Prompt
Go through the lines below and copy each one that holds the string "答案解析".

Stored data
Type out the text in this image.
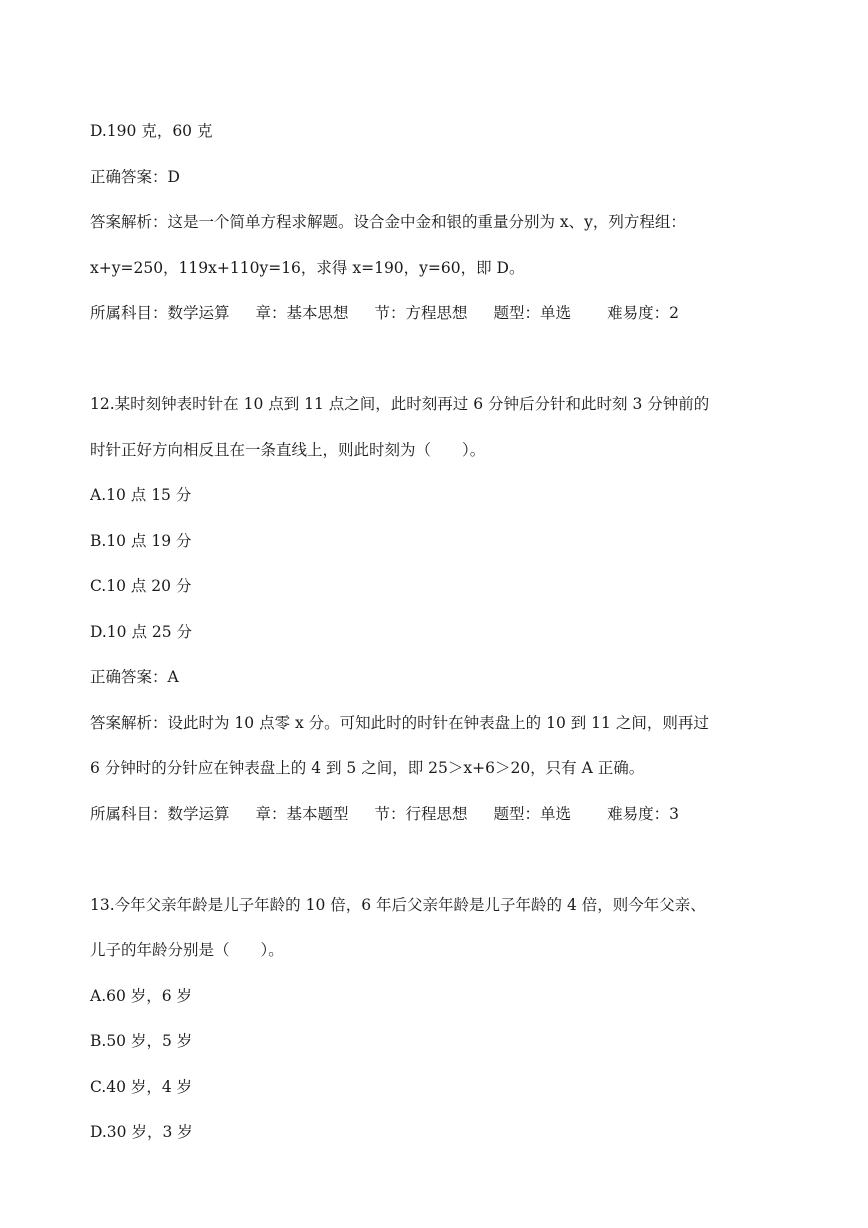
D.190 克，60 克
正确答案：D
答案解析：这是一个简单方程求解题。设合金中金和银的重量分别为 x、y，列方程组：
x+y=250，119x+110y=16，求得 x=190，y=60，即 D。
所属科目：数学运算 章：基本思想 节：方程思想 题型：单选 难易度：2
12.某时刻钟表时针在 10 点到 11 点之间，此时刻再过 6 分钟后分针和此时刻 3 分钟前的
时针正好方向相反且在一条直线上，则此时刻为（　　）。
A.10 点 15 分
B.10 点 19 分
C.10 点 20 分
D.10 点 25 分
正确答案：A
答案解析：设此时为 10 点零 x 分。可知此时的时针在钟表盘上的 10 到 11 之间，则再过
6 分钟时的分针应在钟表盘上的 4 到 5 之间，即 25＞x+6＞20，只有 A 正确。
所属科目：数学运算 章：基本题型 节：行程思想 题型：单选 难易度：3
13.今年父亲年龄是儿子年龄的 10 倍，6 年后父亲年龄是儿子年龄的 4 倍，则今年父亲、
儿子的年龄分别是（　　）。
A.60 岁，6 岁
B.50 岁，5 岁
C.40 岁，4 岁
D.30 岁，3 岁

Expected answer
答案解析：这是一个简单方程求解题。设合金中金和银的重量分别为 x、y，列方程组：
答案解析：设此时为 10 点零 x 分。可知此时的时针在钟表盘上的 10 到 11 之间，则再过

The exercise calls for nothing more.